◆ Source data ◆
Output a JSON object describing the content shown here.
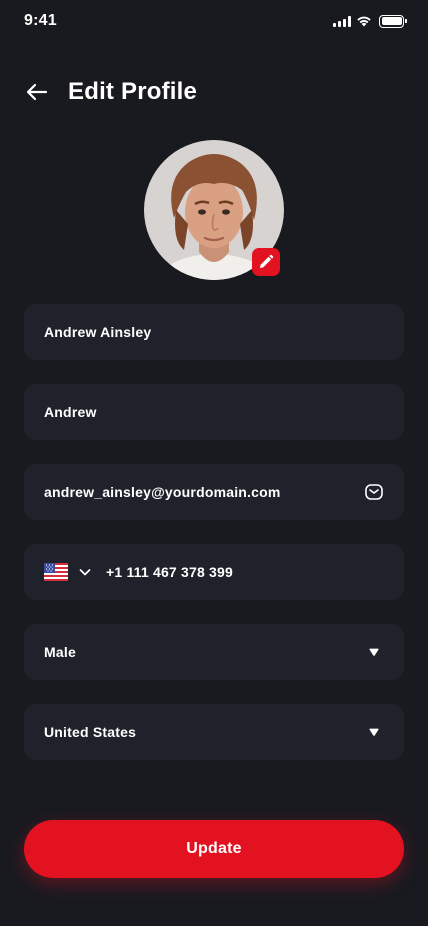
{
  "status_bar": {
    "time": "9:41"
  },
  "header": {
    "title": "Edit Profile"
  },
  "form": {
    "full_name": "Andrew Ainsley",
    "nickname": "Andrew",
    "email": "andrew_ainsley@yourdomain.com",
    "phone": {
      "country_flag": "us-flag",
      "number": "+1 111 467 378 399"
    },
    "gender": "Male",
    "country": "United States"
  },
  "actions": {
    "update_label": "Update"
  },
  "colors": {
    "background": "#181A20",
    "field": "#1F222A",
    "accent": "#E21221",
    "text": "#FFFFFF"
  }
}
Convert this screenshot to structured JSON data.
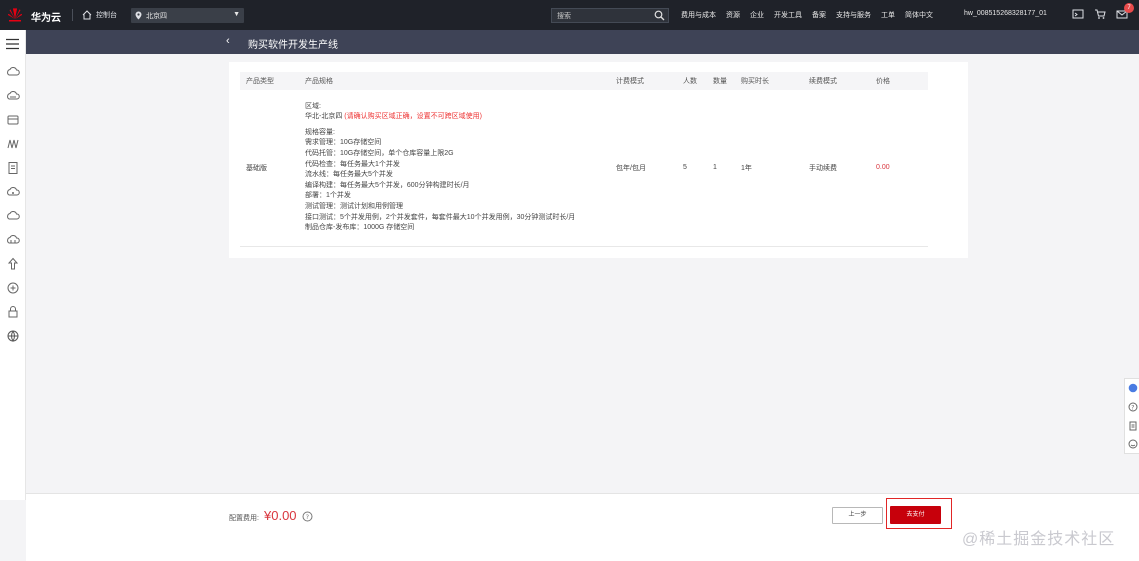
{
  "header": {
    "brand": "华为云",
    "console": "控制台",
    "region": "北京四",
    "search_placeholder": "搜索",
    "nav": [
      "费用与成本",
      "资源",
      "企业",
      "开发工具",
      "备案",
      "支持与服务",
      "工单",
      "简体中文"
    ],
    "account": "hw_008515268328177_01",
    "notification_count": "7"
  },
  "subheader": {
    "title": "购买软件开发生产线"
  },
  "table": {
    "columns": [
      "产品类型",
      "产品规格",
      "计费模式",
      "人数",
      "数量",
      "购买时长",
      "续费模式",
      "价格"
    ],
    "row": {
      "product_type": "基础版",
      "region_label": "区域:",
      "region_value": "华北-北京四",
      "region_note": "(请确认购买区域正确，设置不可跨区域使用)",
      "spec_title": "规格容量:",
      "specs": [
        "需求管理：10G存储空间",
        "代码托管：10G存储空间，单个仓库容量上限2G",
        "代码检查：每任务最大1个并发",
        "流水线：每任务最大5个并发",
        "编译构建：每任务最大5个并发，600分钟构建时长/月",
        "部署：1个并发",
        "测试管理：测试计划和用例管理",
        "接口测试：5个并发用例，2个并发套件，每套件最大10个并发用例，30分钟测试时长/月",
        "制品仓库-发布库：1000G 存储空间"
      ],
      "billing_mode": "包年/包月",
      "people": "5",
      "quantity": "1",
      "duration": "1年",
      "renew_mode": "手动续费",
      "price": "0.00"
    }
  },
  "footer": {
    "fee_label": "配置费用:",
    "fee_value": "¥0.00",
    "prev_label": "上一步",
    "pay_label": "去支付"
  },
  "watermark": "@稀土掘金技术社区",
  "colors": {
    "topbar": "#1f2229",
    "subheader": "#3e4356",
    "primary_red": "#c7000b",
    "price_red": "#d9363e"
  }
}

◆ Problem statement ◆
Search the data above for the word "JSON", then gather each line in which it appears.

◆ Reply ◆
Output a JSON object describing the content shown here.
Convert this screenshot to structured JSON data.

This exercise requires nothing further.